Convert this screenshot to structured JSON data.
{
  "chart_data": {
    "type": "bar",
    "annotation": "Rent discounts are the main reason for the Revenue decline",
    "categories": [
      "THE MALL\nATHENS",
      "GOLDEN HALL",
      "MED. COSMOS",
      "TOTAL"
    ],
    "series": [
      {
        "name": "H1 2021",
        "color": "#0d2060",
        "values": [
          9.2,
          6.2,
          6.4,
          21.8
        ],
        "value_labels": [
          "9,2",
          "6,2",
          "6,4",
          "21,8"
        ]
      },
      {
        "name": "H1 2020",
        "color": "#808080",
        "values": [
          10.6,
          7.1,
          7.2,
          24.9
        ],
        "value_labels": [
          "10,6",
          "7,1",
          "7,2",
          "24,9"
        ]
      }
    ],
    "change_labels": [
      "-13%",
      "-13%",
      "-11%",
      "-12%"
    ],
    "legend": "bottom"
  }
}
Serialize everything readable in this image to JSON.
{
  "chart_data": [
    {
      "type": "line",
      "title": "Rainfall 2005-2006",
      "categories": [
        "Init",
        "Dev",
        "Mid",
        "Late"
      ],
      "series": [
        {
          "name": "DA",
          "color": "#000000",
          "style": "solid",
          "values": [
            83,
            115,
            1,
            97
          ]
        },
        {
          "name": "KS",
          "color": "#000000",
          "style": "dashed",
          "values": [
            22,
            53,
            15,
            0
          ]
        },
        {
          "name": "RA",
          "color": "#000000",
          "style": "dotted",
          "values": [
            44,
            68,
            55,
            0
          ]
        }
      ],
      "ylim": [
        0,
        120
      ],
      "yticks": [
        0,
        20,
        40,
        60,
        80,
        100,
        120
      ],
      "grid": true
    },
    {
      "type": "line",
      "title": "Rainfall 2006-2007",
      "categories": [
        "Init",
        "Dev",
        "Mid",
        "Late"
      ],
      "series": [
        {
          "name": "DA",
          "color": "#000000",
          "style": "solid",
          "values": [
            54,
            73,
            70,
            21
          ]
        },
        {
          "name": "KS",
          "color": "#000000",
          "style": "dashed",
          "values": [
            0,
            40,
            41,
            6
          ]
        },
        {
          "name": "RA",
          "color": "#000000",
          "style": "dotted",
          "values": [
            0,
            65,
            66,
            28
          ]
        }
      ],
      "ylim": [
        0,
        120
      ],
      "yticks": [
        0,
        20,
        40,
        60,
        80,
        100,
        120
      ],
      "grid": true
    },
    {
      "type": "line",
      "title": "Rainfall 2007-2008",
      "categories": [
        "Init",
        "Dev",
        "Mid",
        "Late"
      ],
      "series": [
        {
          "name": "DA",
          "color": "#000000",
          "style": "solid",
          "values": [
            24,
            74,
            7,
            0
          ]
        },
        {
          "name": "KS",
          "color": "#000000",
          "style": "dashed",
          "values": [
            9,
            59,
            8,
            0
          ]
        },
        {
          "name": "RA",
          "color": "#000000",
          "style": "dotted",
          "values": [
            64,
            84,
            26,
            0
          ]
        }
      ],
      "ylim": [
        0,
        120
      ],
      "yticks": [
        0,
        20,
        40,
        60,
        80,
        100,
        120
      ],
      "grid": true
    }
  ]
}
========================================================================
All of the entries above should be written out again exactly.

## Correct answer
Convert this screenshot to structured JSON data.
{
  "chart_data": {
    "type": "bar",
    "annotation": "Rent discounts are the main reason for the Revenue decline",
    "categories": [
      "THE MALL\nATHENS",
      "GOLDEN HALL",
      "MED. COSMOS",
      "TOTAL"
    ],
    "series": [
      {
        "name": "H1 2021",
        "color": "#0d2060",
        "values": [
          9.2,
          6.2,
          6.4,
          21.8
        ],
        "value_labels": [
          "9,2",
          "6,2",
          "6,4",
          "21,8"
        ]
      },
      {
        "name": "H1 2020",
        "color": "#808080",
        "values": [
          10.6,
          7.1,
          7.2,
          24.9
        ],
        "value_labels": [
          "10,6",
          "7,1",
          "7,2",
          "24,9"
        ]
      }
    ],
    "change_labels": [
      "-13%",
      "-13%",
      "-11%",
      "-12%"
    ],
    "legend": "bottom"
  }
}
Serialize everything readable in this image to JSON.
{
  "chart_data": [
    {
      "type": "line",
      "title": "Rainfall 2005-2006",
      "categories": [
        "Init",
        "Dev",
        "Mid",
        "Late"
      ],
      "series": [
        {
          "name": "DA",
          "color": "#000000",
          "style": "solid",
          "values": [
            83,
            115,
            1,
            97
          ]
        },
        {
          "name": "KS",
          "color": "#000000",
          "style": "dashed",
          "values": [
            22,
            53,
            15,
            0
          ]
        },
        {
          "name": "RA",
          "color": "#000000",
          "style": "dotted",
          "values": [
            44,
            68,
            55,
            0
          ]
        }
      ],
      "ylim": [
        0,
        120
      ],
      "yticks": [
        0,
        20,
        40,
        60,
        80,
        100,
        120
      ],
      "grid": true
    },
    {
      "type": "line",
      "title": "Rainfall 2006-2007",
      "categories": [
        "Init",
        "Dev",
        "Mid",
        "Late"
      ],
      "series": [
        {
          "name": "DA",
          "color": "#000000",
          "style": "solid",
          "values": [
            54,
            73,
            70,
            21
          ]
        },
        {
          "name": "KS",
          "color": "#000000",
          "style": "dashed",
          "values": [
            0,
            40,
            41,
            6
          ]
        },
        {
          "name": "RA",
          "color": "#000000",
          "style": "dotted",
          "values": [
            0,
            65,
            66,
            28
          ]
        }
      ],
      "ylim": [
        0,
        120
      ],
      "yticks": [
        0,
        20,
        40,
        60,
        80,
        100,
        120
      ],
      "grid": true
    },
    {
      "type": "line",
      "title": "Rainfall 2007-2008",
      "categories": [
        "Init",
        "Dev",
        "Mid",
        "Late"
      ],
      "series": [
        {
          "name": "DA",
          "color": "#000000",
          "style": "solid",
          "values": [
            24,
            74,
            7,
            0
          ]
        },
        {
          "name": "KS",
          "color": "#000000",
          "style": "dashed",
          "values": [
            9,
            59,
            8,
            0
          ]
        },
        {
          "name": "RA",
          "color": "#000000",
          "style": "dotted",
          "values": [
            64,
            84,
            26,
            0
          ]
        }
      ],
      "ylim": [
        0,
        120
      ],
      "yticks": [
        0,
        20,
        40,
        60,
        80,
        100,
        120
      ],
      "grid": true
    }
  ]
}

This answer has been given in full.